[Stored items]
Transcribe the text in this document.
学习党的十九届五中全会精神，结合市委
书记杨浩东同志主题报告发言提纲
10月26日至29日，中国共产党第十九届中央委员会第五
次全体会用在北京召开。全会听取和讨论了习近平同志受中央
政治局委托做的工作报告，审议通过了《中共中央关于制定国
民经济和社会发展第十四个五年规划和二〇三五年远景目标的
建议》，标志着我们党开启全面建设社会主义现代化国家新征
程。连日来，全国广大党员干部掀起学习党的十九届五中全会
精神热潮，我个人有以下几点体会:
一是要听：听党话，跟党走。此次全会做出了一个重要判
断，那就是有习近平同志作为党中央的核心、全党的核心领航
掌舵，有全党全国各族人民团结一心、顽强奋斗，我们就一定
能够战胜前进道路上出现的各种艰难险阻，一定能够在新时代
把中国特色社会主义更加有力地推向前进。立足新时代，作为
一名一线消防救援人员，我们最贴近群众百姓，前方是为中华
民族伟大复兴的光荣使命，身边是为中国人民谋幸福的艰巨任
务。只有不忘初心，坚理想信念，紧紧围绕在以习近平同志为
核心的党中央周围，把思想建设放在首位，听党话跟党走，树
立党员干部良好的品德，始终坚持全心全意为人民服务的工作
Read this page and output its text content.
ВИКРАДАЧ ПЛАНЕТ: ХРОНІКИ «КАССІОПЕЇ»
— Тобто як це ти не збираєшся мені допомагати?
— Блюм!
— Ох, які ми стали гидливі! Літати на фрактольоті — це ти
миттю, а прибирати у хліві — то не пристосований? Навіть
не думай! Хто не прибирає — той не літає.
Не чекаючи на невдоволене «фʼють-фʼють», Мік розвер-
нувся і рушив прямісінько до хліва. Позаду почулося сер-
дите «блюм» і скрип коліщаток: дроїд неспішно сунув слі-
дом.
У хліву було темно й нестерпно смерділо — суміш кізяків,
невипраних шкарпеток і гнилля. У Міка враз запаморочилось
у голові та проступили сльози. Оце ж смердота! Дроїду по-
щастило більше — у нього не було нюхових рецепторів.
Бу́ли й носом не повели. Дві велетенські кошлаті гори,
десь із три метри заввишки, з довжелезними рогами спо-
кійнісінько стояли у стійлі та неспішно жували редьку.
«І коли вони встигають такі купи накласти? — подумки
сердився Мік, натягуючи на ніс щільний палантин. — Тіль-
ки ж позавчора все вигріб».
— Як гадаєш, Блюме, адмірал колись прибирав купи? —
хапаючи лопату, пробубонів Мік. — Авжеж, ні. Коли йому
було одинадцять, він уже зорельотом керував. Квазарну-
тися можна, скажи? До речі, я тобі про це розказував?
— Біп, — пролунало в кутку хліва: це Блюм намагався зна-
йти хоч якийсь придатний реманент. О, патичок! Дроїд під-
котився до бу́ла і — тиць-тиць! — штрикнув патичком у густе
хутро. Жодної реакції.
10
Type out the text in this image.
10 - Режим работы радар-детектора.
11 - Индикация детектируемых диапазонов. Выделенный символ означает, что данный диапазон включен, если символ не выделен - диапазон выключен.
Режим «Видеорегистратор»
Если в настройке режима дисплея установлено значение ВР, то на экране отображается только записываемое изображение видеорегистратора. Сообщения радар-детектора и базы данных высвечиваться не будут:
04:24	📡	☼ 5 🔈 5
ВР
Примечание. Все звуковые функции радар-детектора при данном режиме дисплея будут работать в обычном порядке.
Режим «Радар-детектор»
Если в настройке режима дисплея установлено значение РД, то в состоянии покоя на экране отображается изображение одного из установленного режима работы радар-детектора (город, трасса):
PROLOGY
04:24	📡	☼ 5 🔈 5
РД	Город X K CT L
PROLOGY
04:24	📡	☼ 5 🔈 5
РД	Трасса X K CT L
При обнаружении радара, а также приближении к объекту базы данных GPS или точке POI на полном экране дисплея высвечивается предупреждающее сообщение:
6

(EXERCISE DESCRIPTION): From the records above, extract every entry exactly as given.

(THE RESPONSE):
Transcribe the text in this document.
学习党的十九届五中全会精神，结合市委
书记杨浩东同志主题报告发言提纲
10月26日至29日，中国共产党第十九届中央委员会第五
次全体会用在北京召开。全会听取和讨论了习近平同志受中央
政治局委托做的工作报告，审议通过了《中共中央关于制定国
民经济和社会发展第十四个五年规划和二〇三五年远景目标的
建议》，标志着我们党开启全面建设社会主义现代化国家新征
程。连日来，全国广大党员干部掀起学习党的十九届五中全会
精神热潮，我个人有以下几点体会:
一是要听：听党话，跟党走。此次全会做出了一个重要判
断，那就是有习近平同志作为党中央的核心、全党的核心领航
掌舵，有全党全国各族人民团结一心、顽强奋斗，我们就一定
能够战胜前进道路上出现的各种艰难险阻，一定能够在新时代
把中国特色社会主义更加有力地推向前进。立足新时代，作为
一名一线消防救援人员，我们最贴近群众百姓，前方是为中华
民族伟大复兴的光荣使命，身边是为中国人民谋幸福的艰巨任
务。只有不忘初心，坚理想信念，紧紧围绕在以习近平同志为
核心的党中央周围，把思想建设放在首位，听党话跟党走，树
立党员干部良好的品德，始终坚持全心全意为人民服务的工作
Read this page and output its text content.
ВИКРАДАЧ ПЛАНЕТ: ХРОНІКИ «КАССІОПЕЇ»
— Тобто як це ти не збираєшся мені допомагати?
— Блюм!
— Ох, які ми стали гидливі! Літати на фрактольоті — це ти
миттю, а прибирати у хліві — то не пристосований? Навіть
не думай! Хто не прибирає — той не літає.
Не чекаючи на невдоволене «фʼють-фʼють», Мік розвер-
нувся і рушив прямісінько до хліва. Позаду почулося сер-
дите «блюм» і скрип коліщаток: дроїд неспішно сунув слі-
дом.
У хліву було темно й нестерпно смерділо — суміш кізяків,
невипраних шкарпеток і гнилля. У Міка враз запаморочилось
у голові та проступили сльози. Оце ж смердота! Дроїду по-
щастило більше — у нього не було нюхових рецепторів.
Бу́ли й носом не повели. Дві велетенські кошлаті гори,
десь із три метри заввишки, з довжелезними рогами спо-
кійнісінько стояли у стійлі та неспішно жували редьку.
«І коли вони встигають такі купи накласти? — подумки
сердився Мік, натягуючи на ніс щільний палантин. — Тіль-
ки ж позавчора все вигріб».
— Як гадаєш, Блюме, адмірал колись прибирав купи? —
хапаючи лопату, пробубонів Мік. — Авжеж, ні. Коли йому
було одинадцять, він уже зорельотом керував. Квазарну-
тися можна, скажи? До речі, я тобі про це розказував?
— Біп, — пролунало в кутку хліва: це Блюм намагався зна-
йти хоч якийсь придатний реманент. О, патичок! Дроїд під-
котився до бу́ла і — тиць-тиць! — штрикнув патичком у густе
хутро. Жодної реакції.
10
Type out the text in this image.
10 - Режим работы радар-детектора.
11 - Индикация детектируемых диапазонов. Выделенный символ означает, что данный диапазон включен, если символ не выделен - диапазон выключен.
Режим «Видеорегистратор»
Если в настройке режима дисплея установлено значение ВР, то на экране отображается только записываемое изображение видеорегистратора. Сообщения радар-детектора и базы данных высвечиваться не будут:
04:24	📡	☼ 5 🔈 5
ВР
Примечание. Все звуковые функции радар-детектора при данном режиме дисплея будут работать в обычном порядке.
Режим «Радар-детектор»
Если в настройке режима дисплея установлено значение РД, то в состоянии покоя на экране отображается изображение одного из установленного режима работы радар-детектора (город, трасса):
PROLOGY
04:24	📡	☼ 5 🔈 5
РД	Город X K CT L
PROLOGY
04:24	📡	☼ 5 🔈 5
РД	Трасса X K CT L
При обнаружении радара, а также приближении к объекту базы данных GPS или точке POI на полном экране дисплея высвечивается предупреждающее сообщение:
6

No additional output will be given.